Pull every "image" line out of the data below.

----- MATERIAL PROVIDED

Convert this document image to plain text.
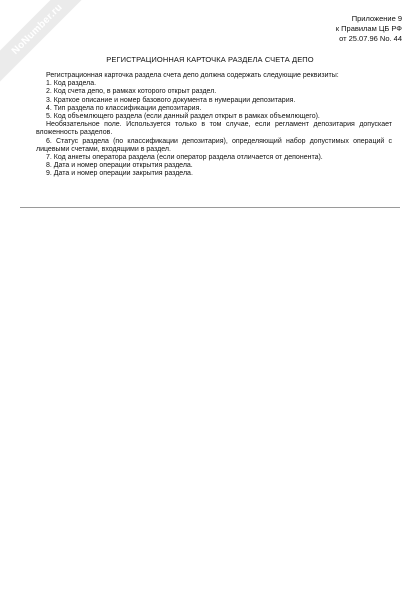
NoNumber.ru	Приложение 9
к Правилам ЦБ РФ
от 25.07.96 No. 44
РЕГИСТРАЦИОННАЯ КАРТОЧКА РАЗДЕЛА СЧЕТА ДЕПО

Регистрационная карточка раздела счета депо должна содержать следующие реквизиты:

1. Код раздела.

2. Код счета депо, в рамках которого открыт раздел.

3. Краткое описание и номер базового документа в нумерации депозитария.

4. Тип раздела по классификации депозитария.

5. Код объемлющего раздела (если данный раздел открыт в рамках объемлющего).

Необязательное поле. Используется только в том случае, если регламент депозитария допускает вложенность разделов.

6. Статус раздела (по классификации депозитария), определяющий набор допустимых операций с лицевыми счетами, входящими в раздел.

7. Код анкеты оператора раздела (если оператор раздела отличается от депонента).

8. Дата и номер операции открытия раздела.

9. Дата и номер операции закрытия раздела.
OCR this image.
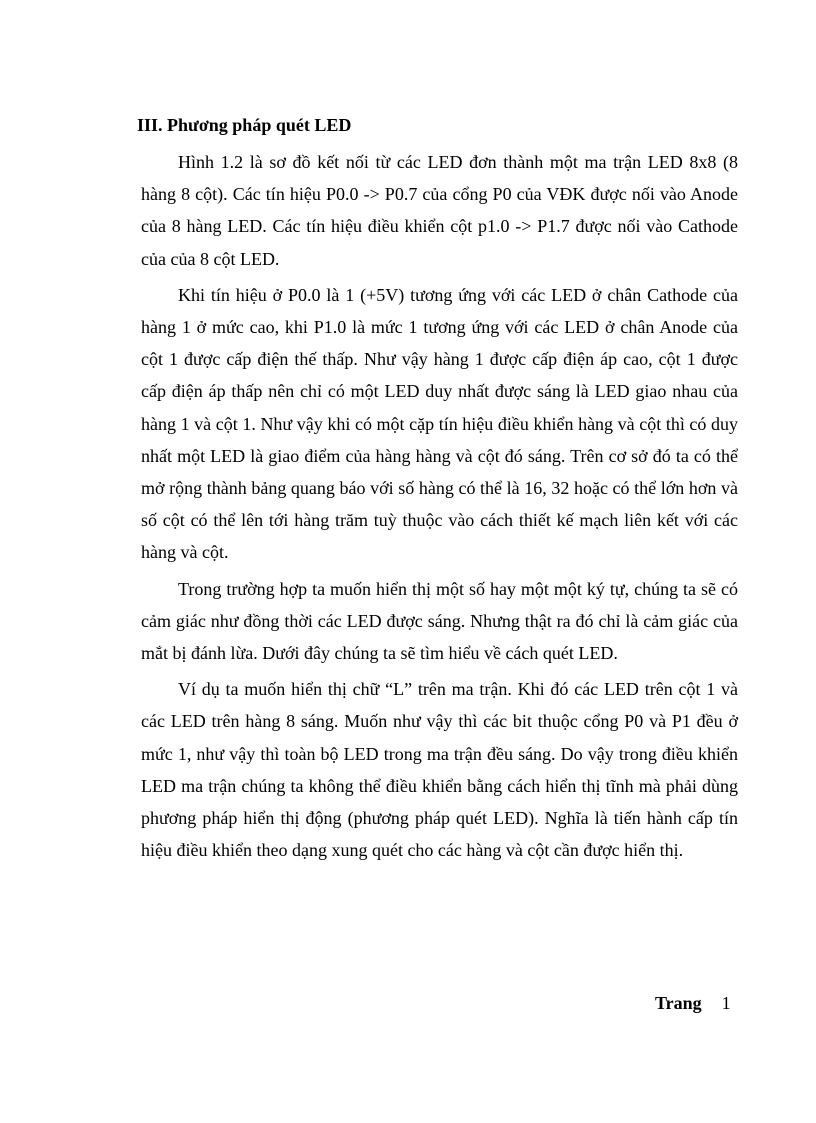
III. Phương pháp quét LED

Hình 1.2 là sơ đồ kết nối từ các LED đơn thành một ma trận LED 8x8 (8 hàng 8 cột). Các tín hiệu P0.0 -> P0.7 của cổng P0 của VĐK được nối vào Anode của 8 hàng LED. Các tín hiệu điều khiển cột p1.0 -> P1.7 được nối vào Cathode của của 8 cột LED.

Khi tín hiệu ở P0.0 là 1 (+5V) tương ứng với các LED ở chân Cathode của hàng 1 ở mức cao, khi P1.0 là mức 1 tương ứng với các LED ở chân Anode của cột 1 được cấp điện thế thấp. Như vậy hàng 1 được cấp điện áp cao, cột 1 được cấp điện áp thấp nên chỉ có một LED duy nhất được sáng là LED giao nhau của hàng 1 và cột 1. Như vậy khi có một cặp tín hiệu điều khiển hàng và cột thì có duy nhất một LED là giao điểm của hàng hàng và cột đó sáng. Trên cơ sở đó ta có thể mở rộng thành bảng quang báo với số hàng có thể là 16, 32 hoặc có thể lớn hơn và số cột có thể lên tới hàng trăm tuỳ thuộc vào cách thiết kế mạch liên kết với các hàng và cột.

Trong trường hợp ta muốn hiển thị một số hay một một ký tự, chúng ta sẽ có cảm giác như đồng thời các LED được sáng. Nhưng thật ra đó chỉ là cảm giác của mắt bị đánh lừa. Dưới đây chúng ta sẽ tìm hiểu về cách quét LED.

Ví dụ ta muốn hiển thị chữ “L” trên ma trận. Khi đó các LED trên cột 1 và các LED trên hàng 8 sáng. Muốn như vậy thì các bit thuộc cổng P0 và P1 đều ở mức 1, như vậy thì toàn bộ LED trong ma trận đều sáng. Do vậy trong điều khiển LED ma trận chúng ta không thể điều khiển bằng cách hiển thị tĩnh mà phải dùng phương pháp hiển thị động (phương pháp quét LED). Nghĩa là tiến hành cấp tín hiệu điều khiển theo dạng xung quét cho các hàng và cột cần được hiển thị.

Trang 1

----------

_RESPONSE TO THE TASK_.
Convert this document image to plain text.
OCR this image.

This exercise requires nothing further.